### Listed records ###
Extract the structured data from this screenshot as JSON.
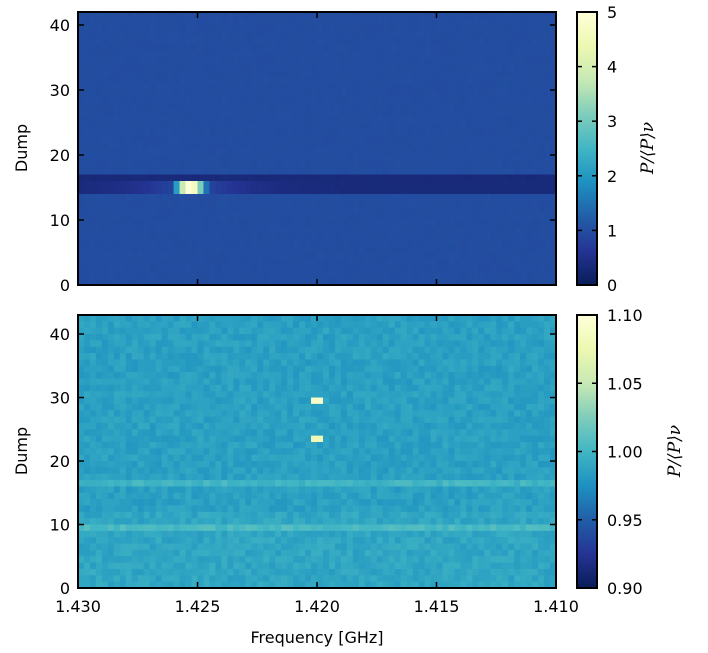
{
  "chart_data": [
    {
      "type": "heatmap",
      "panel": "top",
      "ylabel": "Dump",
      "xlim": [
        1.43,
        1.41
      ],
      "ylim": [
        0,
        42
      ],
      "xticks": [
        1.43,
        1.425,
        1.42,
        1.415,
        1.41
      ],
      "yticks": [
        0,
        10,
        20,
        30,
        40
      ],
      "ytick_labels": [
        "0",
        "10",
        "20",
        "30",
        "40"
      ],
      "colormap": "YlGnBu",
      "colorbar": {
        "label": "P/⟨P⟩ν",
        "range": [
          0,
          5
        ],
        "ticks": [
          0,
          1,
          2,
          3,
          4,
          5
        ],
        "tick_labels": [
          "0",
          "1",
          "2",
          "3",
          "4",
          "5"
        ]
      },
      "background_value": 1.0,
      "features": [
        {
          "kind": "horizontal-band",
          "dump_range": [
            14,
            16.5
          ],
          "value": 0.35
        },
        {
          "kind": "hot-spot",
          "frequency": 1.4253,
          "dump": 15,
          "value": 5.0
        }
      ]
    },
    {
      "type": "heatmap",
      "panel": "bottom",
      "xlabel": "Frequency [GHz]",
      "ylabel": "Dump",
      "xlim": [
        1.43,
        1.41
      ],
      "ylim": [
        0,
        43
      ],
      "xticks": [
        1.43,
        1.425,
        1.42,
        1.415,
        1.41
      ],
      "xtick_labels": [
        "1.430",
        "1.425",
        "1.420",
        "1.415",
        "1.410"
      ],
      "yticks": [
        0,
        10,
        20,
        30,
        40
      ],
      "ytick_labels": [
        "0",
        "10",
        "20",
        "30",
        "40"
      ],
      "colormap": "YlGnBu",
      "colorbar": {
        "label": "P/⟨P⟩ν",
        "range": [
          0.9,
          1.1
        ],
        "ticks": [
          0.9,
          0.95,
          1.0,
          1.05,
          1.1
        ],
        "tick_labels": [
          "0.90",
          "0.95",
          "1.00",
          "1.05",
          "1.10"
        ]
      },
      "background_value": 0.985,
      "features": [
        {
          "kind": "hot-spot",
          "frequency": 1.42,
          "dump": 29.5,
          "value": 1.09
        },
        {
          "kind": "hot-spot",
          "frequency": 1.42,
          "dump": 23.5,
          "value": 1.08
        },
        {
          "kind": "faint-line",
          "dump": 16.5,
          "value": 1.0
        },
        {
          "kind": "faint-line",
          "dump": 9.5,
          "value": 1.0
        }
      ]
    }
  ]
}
###
### Listed records ###
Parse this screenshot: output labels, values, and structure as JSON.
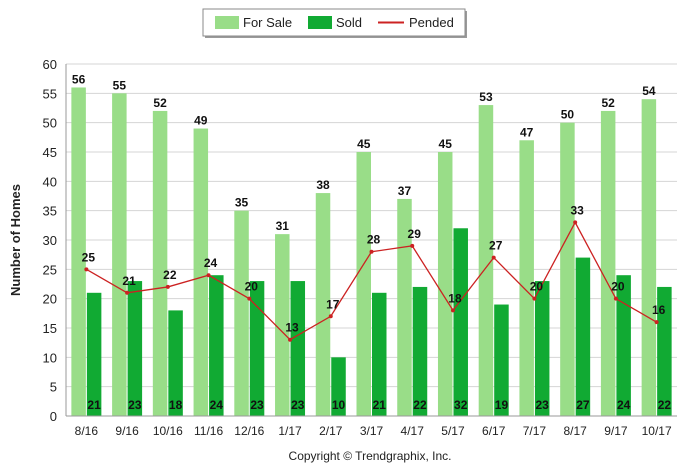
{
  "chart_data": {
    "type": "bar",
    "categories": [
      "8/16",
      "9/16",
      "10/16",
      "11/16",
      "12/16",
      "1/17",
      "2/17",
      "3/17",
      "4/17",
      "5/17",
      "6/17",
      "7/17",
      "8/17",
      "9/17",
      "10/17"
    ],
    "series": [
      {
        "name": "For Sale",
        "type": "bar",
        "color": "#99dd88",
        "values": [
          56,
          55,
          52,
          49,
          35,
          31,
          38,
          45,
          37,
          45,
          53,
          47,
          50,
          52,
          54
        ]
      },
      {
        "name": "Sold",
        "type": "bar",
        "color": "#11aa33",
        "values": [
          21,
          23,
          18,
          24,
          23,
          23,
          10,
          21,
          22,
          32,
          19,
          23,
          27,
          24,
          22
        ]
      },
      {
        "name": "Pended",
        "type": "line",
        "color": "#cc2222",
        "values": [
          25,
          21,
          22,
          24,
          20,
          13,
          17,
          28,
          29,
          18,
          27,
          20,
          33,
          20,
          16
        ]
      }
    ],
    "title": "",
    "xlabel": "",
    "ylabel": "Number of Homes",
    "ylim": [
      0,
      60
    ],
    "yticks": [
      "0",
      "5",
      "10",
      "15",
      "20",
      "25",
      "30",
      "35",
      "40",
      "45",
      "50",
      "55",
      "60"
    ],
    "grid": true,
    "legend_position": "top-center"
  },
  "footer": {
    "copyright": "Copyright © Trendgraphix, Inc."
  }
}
###
**Short task**: From the data above, copy each line that holds "this".

**Task solution**:
Extract the structured data from this screenshot as JSON.
Parse this screenshot: output labels, values, and structure as JSON.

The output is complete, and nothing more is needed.